**OBJECTIVE**
All records are to be retyped faithfully and completely.

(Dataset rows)
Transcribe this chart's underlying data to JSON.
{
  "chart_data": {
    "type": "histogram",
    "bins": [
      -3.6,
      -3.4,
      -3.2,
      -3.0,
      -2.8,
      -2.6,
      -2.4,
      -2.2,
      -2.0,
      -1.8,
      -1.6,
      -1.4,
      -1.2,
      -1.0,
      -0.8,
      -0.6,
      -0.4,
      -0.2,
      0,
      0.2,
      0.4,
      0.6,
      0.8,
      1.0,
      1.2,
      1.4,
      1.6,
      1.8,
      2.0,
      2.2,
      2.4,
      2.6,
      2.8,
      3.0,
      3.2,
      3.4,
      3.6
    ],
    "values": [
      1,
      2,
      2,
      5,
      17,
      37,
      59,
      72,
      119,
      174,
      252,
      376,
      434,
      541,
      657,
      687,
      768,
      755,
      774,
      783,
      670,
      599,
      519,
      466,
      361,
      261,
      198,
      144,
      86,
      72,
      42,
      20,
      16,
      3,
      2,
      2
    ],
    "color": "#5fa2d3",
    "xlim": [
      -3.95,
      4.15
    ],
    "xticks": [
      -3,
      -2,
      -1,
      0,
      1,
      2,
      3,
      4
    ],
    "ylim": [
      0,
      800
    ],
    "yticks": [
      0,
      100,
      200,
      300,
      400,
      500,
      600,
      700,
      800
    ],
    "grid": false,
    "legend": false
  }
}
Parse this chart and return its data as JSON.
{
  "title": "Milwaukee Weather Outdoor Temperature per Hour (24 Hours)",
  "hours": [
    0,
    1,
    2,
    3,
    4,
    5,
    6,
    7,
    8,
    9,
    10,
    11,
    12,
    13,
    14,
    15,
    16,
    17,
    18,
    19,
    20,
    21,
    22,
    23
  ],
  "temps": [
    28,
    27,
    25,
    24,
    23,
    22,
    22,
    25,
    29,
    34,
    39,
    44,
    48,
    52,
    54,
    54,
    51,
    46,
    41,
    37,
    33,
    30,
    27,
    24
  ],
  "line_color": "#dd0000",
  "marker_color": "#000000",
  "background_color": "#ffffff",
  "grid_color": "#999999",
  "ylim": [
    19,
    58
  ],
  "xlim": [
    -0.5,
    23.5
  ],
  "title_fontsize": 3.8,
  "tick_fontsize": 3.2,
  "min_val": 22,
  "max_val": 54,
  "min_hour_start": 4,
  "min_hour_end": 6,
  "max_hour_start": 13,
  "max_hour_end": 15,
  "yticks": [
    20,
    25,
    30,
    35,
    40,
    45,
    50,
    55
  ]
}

**COMPLETED TASK**
Transcribe this chart's underlying data to JSON.
{
  "chart_data": {
    "type": "histogram",
    "bins": [
      -3.6,
      -3.4,
      -3.2,
      -3.0,
      -2.8,
      -2.6,
      -2.4,
      -2.2,
      -2.0,
      -1.8,
      -1.6,
      -1.4,
      -1.2,
      -1.0,
      -0.8,
      -0.6,
      -0.4,
      -0.2,
      0,
      0.2,
      0.4,
      0.6,
      0.8,
      1.0,
      1.2,
      1.4,
      1.6,
      1.8,
      2.0,
      2.2,
      2.4,
      2.6,
      2.8,
      3.0,
      3.2,
      3.4,
      3.6
    ],
    "values": [
      1,
      2,
      2,
      5,
      17,
      37,
      59,
      72,
      119,
      174,
      252,
      376,
      434,
      541,
      657,
      687,
      768,
      755,
      774,
      783,
      670,
      599,
      519,
      466,
      361,
      261,
      198,
      144,
      86,
      72,
      42,
      20,
      16,
      3,
      2,
      2
    ],
    "color": "#5fa2d3",
    "xlim": [
      -3.95,
      4.15
    ],
    "xticks": [
      -3,
      -2,
      -1,
      0,
      1,
      2,
      3,
      4
    ],
    "ylim": [
      0,
      800
    ],
    "yticks": [
      0,
      100,
      200,
      300,
      400,
      500,
      600,
      700,
      800
    ],
    "grid": false,
    "legend": false
  }
}
Parse this chart and return its data as JSON.
{
  "title": "Milwaukee Weather Outdoor Temperature per Hour (24 Hours)",
  "hours": [
    0,
    1,
    2,
    3,
    4,
    5,
    6,
    7,
    8,
    9,
    10,
    11,
    12,
    13,
    14,
    15,
    16,
    17,
    18,
    19,
    20,
    21,
    22,
    23
  ],
  "temps": [
    28,
    27,
    25,
    24,
    23,
    22,
    22,
    25,
    29,
    34,
    39,
    44,
    48,
    52,
    54,
    54,
    51,
    46,
    41,
    37,
    33,
    30,
    27,
    24
  ],
  "line_color": "#dd0000",
  "marker_color": "#000000",
  "background_color": "#ffffff",
  "grid_color": "#999999",
  "ylim": [
    19,
    58
  ],
  "xlim": [
    -0.5,
    23.5
  ],
  "title_fontsize": 3.8,
  "tick_fontsize": 3.2,
  "min_val": 22,
  "max_val": 54,
  "min_hour_start": 4,
  "min_hour_end": 6,
  "max_hour_start": 13,
  "max_hour_end": 15,
  "yticks": [
    20,
    25,
    30,
    35,
    40,
    45,
    50,
    55
  ]
}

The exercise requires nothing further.